Exercices à faire =>
• 1. Recopiez le passage de l'entretien sur l'Accord de Paris qui commence à « Dix ans après » et se termine à « IEP de Paris. ».
• 2. Veuillez réécrire les lignes des enregistrements qui commencent à celle contenant « Patent image size: (693, 924). » et se terminent à celle contenant « The shaft 92 is at (185, 291). », ces deux lignes comprises, en remplaçant « O-ring seals » par « lip seals » sans rien modifier d'autre. Ne donnez que ces lignes.
:: Texte de lecture
Posté par Revue Risques | décembre 2025 | Entretien, N° 144

Dix ans après l’Accord de Paris : la transition écologique sous pression – Entretien avec Laurence Tubiana, diplomate, présidente de la Convention citoyenne pour la transition écologique, professeure et directrice de la chaire Développement Durable, IEP de Paris.
Entretien réalisé par Jean-Hervé Lorenzi, Gilles Bénéplanc, Pierre Bollon et Pierre-Charles Pradier

Risques : L’Accord de Paris célèbre son dixième anniversaire. En quoi ce texte est-il historique ?

Laurence Tubiana : L’Accord de Paris marque un tournant, celui de la prise de conscience par tous les États de la nécessité d’agir en profondeur sur le front environnemental. Cela, avec des objectifs s’inscrivant sur le temps long, à commencer par la stabilisation des températures à horizon 2100 et la réduction des émissions pour atteindre le net zéro en 2050. Contrairement à la logique qui a prévalu lors du protocole de Kyoto en 1997, lequel assignait de façon verticale des obligations aux États, l’Accord de Paris permet à chaque pays de présenter un plan avec des objectifs révisés tous les cinq ans (on parle aussi de contributions). L’idée étant que, progressivement, chacun aille un peu plus loin dans les mesures et les efforts visant à décarboner notre économie et notre mode de vie.
::::
:: Données
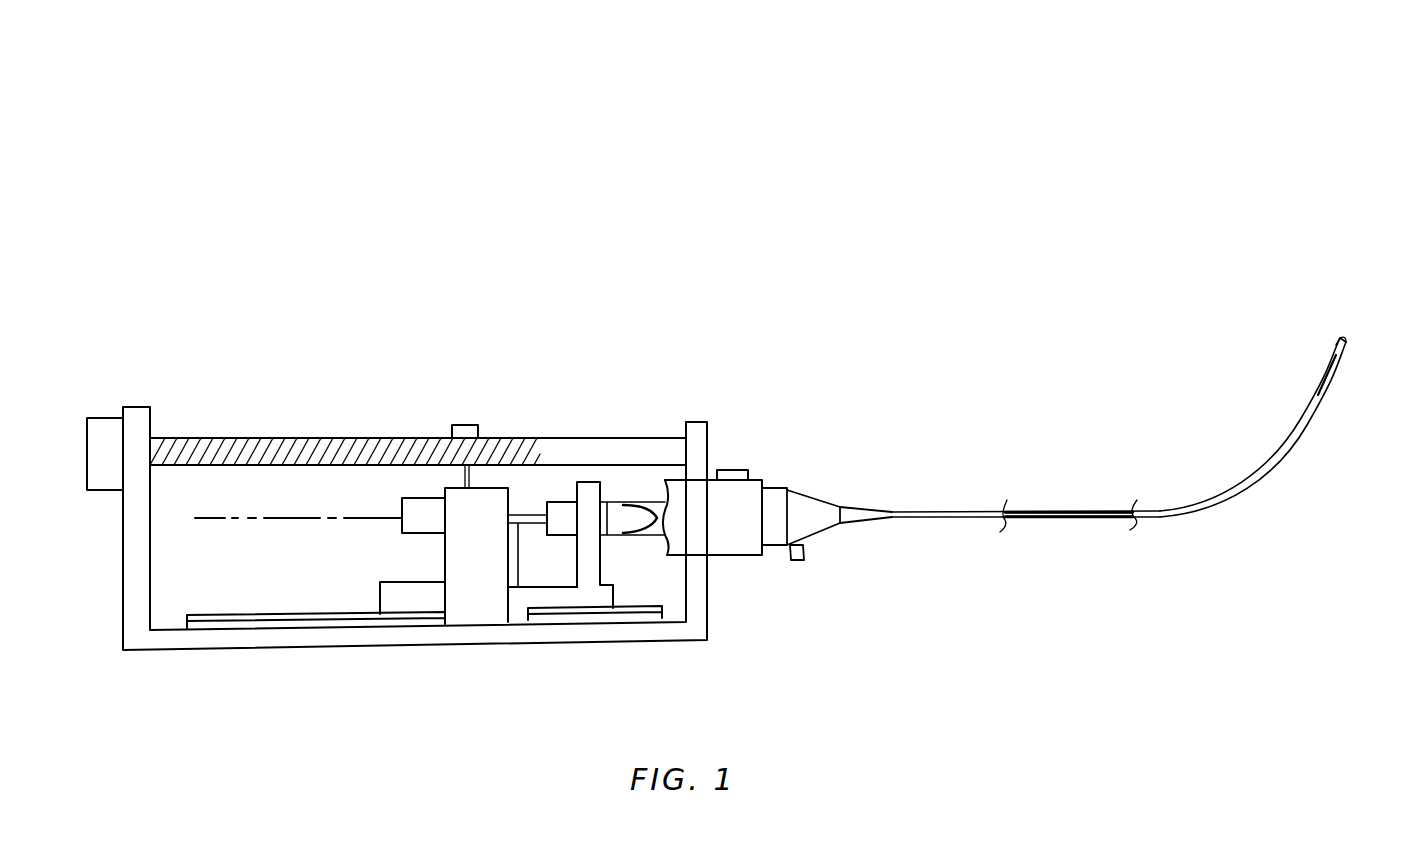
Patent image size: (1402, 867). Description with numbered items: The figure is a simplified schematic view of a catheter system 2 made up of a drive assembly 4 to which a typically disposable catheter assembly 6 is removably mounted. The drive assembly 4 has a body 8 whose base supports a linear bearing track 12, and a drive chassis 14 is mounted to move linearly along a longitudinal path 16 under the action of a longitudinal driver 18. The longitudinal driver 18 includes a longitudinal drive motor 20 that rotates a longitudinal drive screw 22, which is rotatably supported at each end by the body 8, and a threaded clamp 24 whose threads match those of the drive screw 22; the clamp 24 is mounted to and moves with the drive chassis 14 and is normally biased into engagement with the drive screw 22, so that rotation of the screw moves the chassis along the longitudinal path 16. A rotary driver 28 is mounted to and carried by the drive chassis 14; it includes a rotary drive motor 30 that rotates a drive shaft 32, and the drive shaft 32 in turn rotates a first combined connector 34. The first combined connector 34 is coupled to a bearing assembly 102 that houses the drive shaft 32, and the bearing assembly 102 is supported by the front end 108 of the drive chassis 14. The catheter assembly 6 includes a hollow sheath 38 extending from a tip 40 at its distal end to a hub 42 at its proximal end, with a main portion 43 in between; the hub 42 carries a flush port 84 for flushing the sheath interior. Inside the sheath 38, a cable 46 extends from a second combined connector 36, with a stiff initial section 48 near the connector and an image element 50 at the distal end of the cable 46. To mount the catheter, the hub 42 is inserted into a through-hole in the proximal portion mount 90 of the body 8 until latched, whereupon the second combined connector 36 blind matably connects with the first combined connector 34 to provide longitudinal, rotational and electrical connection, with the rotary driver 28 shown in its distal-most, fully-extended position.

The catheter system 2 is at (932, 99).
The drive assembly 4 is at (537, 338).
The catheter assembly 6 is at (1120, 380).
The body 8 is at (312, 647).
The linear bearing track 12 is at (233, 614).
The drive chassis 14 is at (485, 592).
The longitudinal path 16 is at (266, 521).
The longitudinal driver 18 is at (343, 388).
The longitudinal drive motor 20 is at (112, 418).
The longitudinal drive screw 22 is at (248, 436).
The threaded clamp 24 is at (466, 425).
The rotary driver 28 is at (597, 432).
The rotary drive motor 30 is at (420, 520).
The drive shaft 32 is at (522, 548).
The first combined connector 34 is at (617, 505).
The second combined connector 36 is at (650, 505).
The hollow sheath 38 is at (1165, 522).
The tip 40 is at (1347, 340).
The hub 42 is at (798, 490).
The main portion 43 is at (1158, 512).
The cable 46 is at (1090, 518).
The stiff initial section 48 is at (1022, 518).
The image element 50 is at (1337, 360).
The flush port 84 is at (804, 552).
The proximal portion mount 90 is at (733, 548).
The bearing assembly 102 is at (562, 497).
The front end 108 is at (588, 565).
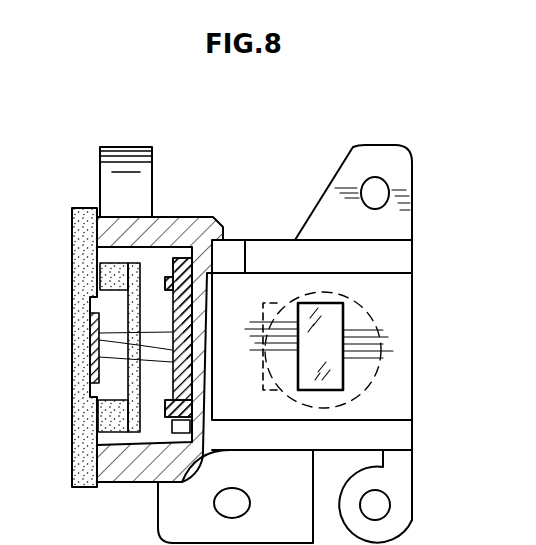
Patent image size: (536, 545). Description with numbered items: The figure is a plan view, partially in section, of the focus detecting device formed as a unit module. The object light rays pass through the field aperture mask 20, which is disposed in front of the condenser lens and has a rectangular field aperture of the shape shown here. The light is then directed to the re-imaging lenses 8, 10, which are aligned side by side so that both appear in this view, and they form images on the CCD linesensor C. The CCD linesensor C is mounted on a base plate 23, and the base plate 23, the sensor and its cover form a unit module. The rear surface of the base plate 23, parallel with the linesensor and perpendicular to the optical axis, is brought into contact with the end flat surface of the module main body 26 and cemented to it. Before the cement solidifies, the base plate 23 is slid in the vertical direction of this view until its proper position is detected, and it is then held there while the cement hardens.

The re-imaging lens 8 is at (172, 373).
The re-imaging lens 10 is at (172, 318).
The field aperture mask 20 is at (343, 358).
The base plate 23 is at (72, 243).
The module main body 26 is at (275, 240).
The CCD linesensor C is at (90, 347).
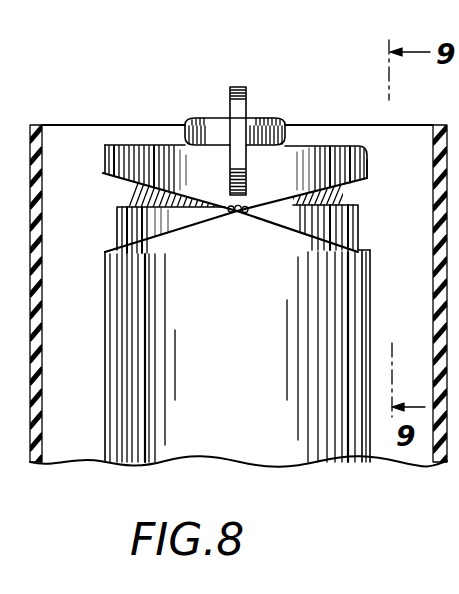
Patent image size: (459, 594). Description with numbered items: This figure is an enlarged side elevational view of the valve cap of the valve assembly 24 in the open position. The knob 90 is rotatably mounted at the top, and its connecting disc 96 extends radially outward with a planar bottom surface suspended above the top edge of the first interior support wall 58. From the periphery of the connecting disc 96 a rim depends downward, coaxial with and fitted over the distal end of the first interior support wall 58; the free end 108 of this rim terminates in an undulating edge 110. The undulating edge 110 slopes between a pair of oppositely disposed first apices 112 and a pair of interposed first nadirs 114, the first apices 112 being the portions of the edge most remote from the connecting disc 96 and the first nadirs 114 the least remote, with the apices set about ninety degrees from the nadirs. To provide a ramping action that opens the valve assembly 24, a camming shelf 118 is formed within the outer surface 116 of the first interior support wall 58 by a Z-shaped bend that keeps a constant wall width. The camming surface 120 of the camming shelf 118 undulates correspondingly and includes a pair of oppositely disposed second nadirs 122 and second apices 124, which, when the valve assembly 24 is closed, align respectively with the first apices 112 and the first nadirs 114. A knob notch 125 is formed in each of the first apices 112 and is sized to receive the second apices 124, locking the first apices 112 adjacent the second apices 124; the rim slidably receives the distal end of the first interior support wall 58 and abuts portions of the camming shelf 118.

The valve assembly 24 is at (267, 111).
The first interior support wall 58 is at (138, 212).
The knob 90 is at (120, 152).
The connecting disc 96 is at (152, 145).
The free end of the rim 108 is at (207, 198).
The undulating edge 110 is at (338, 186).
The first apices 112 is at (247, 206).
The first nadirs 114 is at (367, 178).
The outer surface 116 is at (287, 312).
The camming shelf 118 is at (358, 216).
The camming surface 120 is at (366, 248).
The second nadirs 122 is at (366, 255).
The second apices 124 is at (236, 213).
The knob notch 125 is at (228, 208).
::::
:: Données
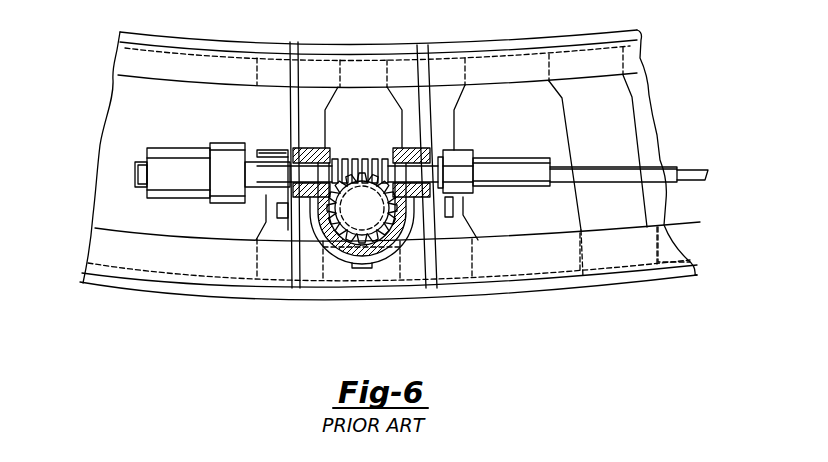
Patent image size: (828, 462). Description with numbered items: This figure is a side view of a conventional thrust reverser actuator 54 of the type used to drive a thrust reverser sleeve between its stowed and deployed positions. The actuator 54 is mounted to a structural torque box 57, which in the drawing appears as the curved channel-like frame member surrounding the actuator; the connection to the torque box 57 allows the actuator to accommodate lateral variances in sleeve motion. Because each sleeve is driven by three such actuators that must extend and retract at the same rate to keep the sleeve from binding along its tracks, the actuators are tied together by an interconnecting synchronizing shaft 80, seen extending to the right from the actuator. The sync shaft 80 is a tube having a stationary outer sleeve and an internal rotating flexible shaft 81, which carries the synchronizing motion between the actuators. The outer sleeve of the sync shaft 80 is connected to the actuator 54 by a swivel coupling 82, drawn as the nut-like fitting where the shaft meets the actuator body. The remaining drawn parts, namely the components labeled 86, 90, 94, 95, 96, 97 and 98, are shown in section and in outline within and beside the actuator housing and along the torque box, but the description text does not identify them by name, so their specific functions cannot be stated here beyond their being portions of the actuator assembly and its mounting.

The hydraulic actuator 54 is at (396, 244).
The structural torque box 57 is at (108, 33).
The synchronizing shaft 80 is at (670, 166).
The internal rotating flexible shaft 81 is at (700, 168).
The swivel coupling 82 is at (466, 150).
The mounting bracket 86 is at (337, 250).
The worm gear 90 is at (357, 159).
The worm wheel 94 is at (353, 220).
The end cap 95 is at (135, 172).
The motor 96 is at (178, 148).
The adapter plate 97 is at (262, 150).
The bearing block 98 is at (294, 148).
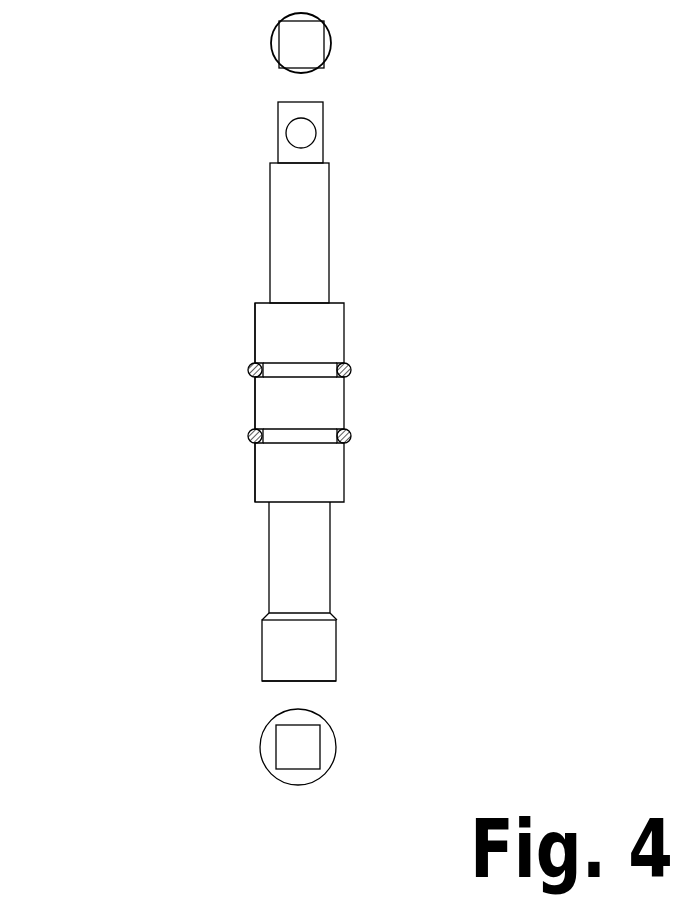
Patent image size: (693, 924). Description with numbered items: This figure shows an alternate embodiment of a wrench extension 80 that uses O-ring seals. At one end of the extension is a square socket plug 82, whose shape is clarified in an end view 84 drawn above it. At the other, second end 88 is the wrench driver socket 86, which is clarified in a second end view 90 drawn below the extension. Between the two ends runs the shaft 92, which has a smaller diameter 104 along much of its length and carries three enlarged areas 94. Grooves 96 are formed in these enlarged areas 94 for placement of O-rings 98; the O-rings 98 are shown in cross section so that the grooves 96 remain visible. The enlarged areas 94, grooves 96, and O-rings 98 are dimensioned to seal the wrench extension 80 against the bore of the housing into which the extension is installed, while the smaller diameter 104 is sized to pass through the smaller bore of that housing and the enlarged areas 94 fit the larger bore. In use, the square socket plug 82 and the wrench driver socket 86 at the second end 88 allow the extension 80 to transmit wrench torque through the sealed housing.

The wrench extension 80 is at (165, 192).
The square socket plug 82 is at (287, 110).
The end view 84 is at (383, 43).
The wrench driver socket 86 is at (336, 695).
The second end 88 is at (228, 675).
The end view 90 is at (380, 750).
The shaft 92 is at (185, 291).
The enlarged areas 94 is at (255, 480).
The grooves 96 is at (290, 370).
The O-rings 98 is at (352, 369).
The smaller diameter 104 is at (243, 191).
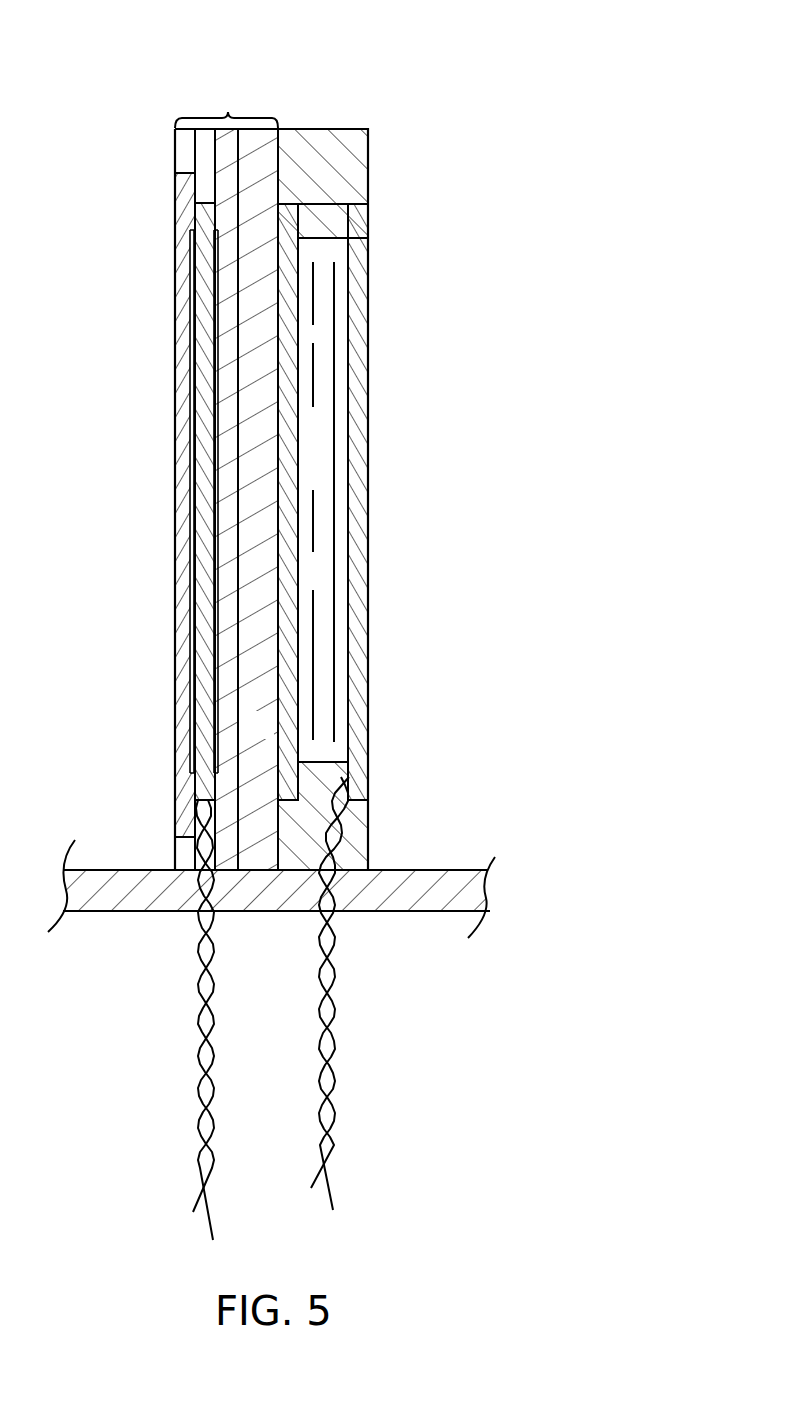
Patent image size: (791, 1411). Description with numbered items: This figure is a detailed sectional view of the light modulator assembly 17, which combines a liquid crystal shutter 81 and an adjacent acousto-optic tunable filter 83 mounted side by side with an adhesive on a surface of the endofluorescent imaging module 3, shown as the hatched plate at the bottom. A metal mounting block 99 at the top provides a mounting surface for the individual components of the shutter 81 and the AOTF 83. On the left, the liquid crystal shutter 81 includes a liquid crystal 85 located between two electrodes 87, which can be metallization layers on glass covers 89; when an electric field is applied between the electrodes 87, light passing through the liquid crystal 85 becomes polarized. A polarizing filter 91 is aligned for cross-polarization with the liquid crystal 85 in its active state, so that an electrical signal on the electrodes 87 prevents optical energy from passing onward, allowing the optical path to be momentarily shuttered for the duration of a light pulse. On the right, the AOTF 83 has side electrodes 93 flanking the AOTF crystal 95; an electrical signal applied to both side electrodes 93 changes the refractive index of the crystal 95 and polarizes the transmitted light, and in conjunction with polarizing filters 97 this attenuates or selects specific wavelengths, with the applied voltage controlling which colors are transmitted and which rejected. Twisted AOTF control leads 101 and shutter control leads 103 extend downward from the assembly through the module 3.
::::
:: Données
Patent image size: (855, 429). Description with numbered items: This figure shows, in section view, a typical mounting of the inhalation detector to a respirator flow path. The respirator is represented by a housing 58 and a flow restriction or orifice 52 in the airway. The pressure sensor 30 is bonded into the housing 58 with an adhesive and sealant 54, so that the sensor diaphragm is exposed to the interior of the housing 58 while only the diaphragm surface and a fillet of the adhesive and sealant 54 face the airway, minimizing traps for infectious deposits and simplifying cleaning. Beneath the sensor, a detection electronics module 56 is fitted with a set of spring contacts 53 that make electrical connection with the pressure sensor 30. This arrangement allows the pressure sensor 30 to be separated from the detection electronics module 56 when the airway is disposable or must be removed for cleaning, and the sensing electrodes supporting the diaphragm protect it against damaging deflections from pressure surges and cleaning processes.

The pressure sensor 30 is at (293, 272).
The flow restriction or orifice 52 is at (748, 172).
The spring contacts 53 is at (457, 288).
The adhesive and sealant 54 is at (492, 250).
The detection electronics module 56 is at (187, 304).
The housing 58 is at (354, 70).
::::
Résultats de l'exercice =>
• 1.
Dix ans après l’Accord de Paris : la transition écologique sous pression – Entretien avec Laurence Tubiana, diplomate, présidente de la Convention citoyenne pour la transition écologique, professeure et directrice de la chaire Développement Durable, IEP de Paris.

• 2.
Patent image size: (693, 924). Description with numbered items: This figure shows an alternate embodiment of a wrench extension 80 that uses lip seals. At one end of the extension is a square socket plug 82, whose shape is clarified in an end view 84 drawn above it. At the other, second end 88 is the wrench driver socket 86, which is clarified in a second end view 90 drawn below the extension. Between the two ends runs the shaft 92, which has a smaller diameter 104 along much of its length and carries three enlarged areas 94. Grooves 96 are formed in these enlarged areas 94 for placement of O-rings 98; the O-rings 98 are shown in cross section so that the grooves 96 remain visible. The enlarged areas 94, grooves 96, and O-rings 98 are dimensioned to seal the wrench extension 80 against the bore of the housing into which the extension is installed, while the smaller diameter 104 is sized to pass through the smaller bore of that housing and the enlarged areas 94 fit the larger bore. In use, the square socket plug 82 and the wrench driver socket 86 at the second end 88 allow the extension 80 to transmit wrench torque through the sealed housing.

The wrench extension 80 is at (165, 192).
The square socket plug 82 is at (287, 110).
The end view 84 is at (383, 43).
The wrench driver socket 86 is at (336, 695).
The second end 88 is at (228, 675).
The end view 90 is at (380, 750).
The shaft 92 is at (185, 291).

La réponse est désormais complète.